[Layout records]
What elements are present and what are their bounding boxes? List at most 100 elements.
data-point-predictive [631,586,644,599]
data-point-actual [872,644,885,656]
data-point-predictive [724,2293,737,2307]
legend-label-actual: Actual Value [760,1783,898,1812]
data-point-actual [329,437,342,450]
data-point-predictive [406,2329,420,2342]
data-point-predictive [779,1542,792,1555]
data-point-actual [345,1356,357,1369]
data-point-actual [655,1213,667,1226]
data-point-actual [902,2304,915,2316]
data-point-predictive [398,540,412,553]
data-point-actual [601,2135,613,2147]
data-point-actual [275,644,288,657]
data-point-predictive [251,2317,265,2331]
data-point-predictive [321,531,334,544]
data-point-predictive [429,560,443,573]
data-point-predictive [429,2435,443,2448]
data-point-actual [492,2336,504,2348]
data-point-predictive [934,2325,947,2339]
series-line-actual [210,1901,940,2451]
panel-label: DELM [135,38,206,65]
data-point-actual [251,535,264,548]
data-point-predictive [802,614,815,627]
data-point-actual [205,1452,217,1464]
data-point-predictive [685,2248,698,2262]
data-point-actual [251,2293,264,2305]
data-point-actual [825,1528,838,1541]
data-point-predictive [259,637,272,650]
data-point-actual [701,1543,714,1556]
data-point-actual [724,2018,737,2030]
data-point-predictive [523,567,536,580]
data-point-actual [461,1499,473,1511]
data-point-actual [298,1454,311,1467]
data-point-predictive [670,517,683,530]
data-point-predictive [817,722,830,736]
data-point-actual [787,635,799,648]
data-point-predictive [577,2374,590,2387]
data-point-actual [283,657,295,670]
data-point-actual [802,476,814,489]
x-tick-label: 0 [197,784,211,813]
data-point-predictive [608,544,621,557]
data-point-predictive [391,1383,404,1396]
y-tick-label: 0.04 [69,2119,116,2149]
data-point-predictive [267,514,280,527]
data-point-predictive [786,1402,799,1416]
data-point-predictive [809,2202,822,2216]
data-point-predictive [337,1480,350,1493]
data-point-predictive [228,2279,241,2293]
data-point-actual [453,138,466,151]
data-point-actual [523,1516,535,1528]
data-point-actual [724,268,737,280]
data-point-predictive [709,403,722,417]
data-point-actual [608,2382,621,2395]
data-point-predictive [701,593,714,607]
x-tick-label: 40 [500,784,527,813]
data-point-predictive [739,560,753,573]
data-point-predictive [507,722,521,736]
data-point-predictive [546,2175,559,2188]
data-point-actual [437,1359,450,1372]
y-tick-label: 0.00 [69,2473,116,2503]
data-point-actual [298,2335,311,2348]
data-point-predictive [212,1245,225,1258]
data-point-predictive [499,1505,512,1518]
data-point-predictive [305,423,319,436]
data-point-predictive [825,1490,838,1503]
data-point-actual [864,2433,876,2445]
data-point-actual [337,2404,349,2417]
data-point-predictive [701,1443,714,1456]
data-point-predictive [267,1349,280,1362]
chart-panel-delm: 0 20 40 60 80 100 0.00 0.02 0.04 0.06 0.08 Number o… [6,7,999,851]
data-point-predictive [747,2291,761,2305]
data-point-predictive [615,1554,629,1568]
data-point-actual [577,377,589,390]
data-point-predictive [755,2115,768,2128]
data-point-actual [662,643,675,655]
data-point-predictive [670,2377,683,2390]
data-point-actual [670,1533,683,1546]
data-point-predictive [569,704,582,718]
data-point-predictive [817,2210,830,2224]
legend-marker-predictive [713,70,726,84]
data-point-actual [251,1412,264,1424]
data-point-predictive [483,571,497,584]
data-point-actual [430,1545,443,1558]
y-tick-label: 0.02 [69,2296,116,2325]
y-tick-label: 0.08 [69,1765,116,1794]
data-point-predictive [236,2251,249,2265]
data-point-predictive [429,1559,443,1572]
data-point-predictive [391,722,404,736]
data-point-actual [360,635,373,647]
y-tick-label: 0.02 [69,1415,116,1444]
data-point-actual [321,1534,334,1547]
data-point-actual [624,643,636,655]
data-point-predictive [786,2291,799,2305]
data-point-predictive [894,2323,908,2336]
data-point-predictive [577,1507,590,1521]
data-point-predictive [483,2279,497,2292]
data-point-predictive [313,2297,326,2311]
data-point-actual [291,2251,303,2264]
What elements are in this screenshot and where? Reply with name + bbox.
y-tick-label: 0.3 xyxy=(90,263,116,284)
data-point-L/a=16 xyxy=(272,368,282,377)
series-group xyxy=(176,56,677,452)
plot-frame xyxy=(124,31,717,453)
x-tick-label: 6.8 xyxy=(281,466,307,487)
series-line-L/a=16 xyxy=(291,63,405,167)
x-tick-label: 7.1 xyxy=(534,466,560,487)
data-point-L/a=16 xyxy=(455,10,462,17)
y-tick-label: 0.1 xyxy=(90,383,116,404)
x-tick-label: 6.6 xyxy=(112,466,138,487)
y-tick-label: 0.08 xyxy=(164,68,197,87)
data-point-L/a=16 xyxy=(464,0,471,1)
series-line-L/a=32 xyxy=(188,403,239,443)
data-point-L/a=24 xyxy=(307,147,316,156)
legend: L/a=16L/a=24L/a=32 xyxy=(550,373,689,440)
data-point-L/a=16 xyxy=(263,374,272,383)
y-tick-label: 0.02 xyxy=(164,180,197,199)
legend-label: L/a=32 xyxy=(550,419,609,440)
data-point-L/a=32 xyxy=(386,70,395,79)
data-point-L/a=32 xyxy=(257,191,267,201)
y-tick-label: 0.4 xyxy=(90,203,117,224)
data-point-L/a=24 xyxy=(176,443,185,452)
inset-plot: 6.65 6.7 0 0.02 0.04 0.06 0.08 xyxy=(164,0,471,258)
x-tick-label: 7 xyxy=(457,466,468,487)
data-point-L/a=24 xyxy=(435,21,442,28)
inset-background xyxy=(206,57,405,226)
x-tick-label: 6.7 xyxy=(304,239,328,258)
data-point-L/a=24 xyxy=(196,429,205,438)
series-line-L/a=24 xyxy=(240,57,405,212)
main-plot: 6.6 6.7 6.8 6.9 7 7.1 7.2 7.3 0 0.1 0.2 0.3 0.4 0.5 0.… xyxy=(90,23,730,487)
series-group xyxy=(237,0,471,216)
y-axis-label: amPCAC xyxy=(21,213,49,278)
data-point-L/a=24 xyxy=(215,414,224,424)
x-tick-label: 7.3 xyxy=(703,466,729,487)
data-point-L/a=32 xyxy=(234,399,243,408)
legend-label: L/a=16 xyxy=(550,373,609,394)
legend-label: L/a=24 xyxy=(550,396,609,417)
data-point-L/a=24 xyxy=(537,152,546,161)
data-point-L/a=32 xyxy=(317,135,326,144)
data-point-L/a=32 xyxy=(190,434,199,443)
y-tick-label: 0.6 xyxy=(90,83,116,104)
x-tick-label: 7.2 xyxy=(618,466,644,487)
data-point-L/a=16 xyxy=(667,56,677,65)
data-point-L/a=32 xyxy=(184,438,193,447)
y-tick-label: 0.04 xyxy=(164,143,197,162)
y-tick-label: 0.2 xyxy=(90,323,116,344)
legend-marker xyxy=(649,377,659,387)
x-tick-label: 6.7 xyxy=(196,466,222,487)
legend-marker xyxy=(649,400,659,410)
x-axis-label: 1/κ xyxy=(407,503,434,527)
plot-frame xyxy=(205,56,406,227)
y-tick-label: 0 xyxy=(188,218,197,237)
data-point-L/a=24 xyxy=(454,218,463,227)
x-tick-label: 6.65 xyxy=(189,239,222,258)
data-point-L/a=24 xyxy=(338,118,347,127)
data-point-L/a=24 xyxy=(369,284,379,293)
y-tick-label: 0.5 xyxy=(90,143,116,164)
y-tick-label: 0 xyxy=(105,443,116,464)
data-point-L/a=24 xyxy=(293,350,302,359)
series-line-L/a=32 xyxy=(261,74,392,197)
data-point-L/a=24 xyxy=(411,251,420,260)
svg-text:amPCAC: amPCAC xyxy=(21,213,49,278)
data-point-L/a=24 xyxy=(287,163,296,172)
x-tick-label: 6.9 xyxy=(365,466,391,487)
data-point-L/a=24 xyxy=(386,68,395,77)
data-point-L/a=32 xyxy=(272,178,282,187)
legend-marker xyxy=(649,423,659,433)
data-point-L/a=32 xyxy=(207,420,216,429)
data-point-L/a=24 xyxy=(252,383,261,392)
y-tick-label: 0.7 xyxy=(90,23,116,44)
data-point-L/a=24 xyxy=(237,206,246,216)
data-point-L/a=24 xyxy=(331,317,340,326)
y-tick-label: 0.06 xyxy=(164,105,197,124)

— EXERCISE DESCRIPTION —
Copy the layout records above word for word, from the first line through the line containing "data-point-actual [453,138,466,151]", including that line.

— ANSWER —
What elements are present and what are their bounding boxes? List at most 100 elements.
data-point-predictive [631,586,644,599]
data-point-actual [872,644,885,656]
data-point-predictive [724,2293,737,2307]
legend-label-actual: Actual Value [760,1783,898,1812]
data-point-actual [329,437,342,450]
data-point-predictive [406,2329,420,2342]
data-point-predictive [779,1542,792,1555]
data-point-actual [345,1356,357,1369]
data-point-actual [655,1213,667,1226]
data-point-actual [902,2304,915,2316]
data-point-predictive [398,540,412,553]
data-point-actual [601,2135,613,2147]
data-point-actual [275,644,288,657]
data-point-predictive [251,2317,265,2331]
data-point-predictive [321,531,334,544]
data-point-predictive [429,560,443,573]
data-point-predictive [429,2435,443,2448]
data-point-actual [492,2336,504,2348]
data-point-predictive [934,2325,947,2339]
series-line-actual [210,1901,940,2451]
panel-label: DELM [135,38,206,65]
data-point-actual [251,535,264,548]
data-point-predictive [802,614,815,627]
data-point-actual [205,1452,217,1464]
data-point-predictive [685,2248,698,2262]
data-point-actual [251,2293,264,2305]
data-point-actual [825,1528,838,1541]
data-point-predictive [259,637,272,650]
data-point-actual [701,1543,714,1556]
data-point-actual [724,2018,737,2030]
data-point-predictive [523,567,536,580]
data-point-actual [461,1499,473,1511]
data-point-actual [298,1454,311,1467]
data-point-predictive [670,517,683,530]
data-point-predictive [817,722,830,736]
data-point-actual [787,635,799,648]
data-point-predictive [577,2374,590,2387]
data-point-actual [283,657,295,670]
data-point-actual [802,476,814,489]
x-tick-label: 0 [197,784,211,813]
data-point-predictive [608,544,621,557]
data-point-predictive [391,1383,404,1396]
y-tick-label: 0.04 [69,2119,116,2149]
data-point-predictive [267,514,280,527]
data-point-predictive [786,1402,799,1416]
data-point-predictive [809,2202,822,2216]
data-point-predictive [337,1480,350,1493]
data-point-predictive [228,2279,241,2293]
data-point-actual [453,138,466,151]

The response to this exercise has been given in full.